(Set exercise): What number of lines hold the word "Ocean"? State that number and nothing besides.

(Data rows):

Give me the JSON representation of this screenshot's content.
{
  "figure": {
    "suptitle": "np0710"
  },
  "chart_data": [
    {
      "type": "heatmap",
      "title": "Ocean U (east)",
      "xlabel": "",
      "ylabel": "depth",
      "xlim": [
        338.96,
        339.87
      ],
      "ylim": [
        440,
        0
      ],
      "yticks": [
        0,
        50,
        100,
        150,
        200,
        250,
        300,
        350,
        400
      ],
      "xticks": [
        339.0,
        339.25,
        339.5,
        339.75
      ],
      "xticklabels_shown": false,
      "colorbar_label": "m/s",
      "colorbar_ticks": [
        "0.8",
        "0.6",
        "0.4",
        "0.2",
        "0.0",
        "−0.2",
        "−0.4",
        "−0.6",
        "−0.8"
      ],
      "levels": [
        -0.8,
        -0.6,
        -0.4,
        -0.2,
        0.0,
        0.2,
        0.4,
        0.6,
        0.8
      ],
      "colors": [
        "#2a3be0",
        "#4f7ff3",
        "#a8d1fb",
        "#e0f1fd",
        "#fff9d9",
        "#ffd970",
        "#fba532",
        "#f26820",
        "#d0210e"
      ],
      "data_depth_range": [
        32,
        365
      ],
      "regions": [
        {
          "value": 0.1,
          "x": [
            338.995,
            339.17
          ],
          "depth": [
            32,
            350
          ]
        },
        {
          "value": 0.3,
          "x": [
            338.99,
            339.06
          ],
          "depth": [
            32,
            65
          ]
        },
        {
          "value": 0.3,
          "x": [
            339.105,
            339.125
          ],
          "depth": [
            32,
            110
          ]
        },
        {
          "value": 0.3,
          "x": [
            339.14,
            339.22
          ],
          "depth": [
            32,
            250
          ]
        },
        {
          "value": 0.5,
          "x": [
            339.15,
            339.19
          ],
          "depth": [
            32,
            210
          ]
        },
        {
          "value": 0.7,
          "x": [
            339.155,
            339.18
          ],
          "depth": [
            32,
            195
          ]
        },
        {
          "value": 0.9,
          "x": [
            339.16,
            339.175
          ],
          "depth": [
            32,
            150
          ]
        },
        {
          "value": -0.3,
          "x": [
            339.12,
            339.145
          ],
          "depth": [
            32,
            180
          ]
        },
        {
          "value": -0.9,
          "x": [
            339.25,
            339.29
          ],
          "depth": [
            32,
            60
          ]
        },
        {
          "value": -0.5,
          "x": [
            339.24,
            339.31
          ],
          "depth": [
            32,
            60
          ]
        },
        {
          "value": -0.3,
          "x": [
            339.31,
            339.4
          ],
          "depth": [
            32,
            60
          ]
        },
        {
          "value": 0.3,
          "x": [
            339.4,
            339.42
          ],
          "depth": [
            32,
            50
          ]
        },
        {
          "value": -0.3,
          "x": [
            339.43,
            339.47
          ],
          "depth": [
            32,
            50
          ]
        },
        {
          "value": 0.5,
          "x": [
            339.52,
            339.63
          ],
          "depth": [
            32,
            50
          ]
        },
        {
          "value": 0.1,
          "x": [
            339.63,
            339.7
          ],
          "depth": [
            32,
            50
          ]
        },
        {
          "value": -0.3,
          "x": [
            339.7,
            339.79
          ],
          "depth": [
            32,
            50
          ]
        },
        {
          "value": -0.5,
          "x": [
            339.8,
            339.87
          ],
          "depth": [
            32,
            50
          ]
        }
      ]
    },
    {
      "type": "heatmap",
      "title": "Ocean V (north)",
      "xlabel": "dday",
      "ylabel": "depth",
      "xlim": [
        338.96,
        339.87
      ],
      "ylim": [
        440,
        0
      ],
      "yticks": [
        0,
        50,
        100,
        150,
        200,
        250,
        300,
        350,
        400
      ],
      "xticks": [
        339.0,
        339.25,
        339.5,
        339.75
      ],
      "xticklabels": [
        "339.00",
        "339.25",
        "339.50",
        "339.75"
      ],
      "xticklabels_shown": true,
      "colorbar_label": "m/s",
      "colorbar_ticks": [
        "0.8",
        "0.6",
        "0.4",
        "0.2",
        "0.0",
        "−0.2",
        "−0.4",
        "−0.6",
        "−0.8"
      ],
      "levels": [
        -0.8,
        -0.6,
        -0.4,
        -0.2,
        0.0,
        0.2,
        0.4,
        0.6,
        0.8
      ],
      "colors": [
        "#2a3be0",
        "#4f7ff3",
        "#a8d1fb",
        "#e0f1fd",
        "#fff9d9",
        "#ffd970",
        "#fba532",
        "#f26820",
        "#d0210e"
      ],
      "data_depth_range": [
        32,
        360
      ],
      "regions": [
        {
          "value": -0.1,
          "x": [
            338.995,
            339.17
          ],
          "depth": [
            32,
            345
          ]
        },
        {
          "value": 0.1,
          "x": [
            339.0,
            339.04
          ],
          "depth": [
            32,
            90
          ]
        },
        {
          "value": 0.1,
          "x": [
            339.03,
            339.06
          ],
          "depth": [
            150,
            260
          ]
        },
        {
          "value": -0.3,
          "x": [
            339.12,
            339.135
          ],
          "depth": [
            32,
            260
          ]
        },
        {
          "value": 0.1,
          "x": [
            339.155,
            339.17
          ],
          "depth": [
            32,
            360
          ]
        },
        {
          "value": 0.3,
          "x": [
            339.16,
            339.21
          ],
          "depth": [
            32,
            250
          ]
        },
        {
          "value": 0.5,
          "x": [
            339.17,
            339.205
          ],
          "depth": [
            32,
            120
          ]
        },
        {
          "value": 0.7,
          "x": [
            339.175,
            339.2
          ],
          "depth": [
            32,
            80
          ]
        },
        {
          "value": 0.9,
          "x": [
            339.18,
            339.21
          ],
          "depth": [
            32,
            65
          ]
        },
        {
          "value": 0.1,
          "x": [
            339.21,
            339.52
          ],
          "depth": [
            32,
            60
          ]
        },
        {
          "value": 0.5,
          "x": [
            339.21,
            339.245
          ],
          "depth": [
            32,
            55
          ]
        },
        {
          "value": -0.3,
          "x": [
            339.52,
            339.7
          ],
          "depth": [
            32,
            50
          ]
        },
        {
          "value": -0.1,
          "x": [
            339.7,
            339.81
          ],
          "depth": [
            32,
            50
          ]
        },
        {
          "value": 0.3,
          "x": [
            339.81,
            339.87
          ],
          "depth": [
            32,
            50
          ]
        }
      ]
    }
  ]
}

(Complete response): 2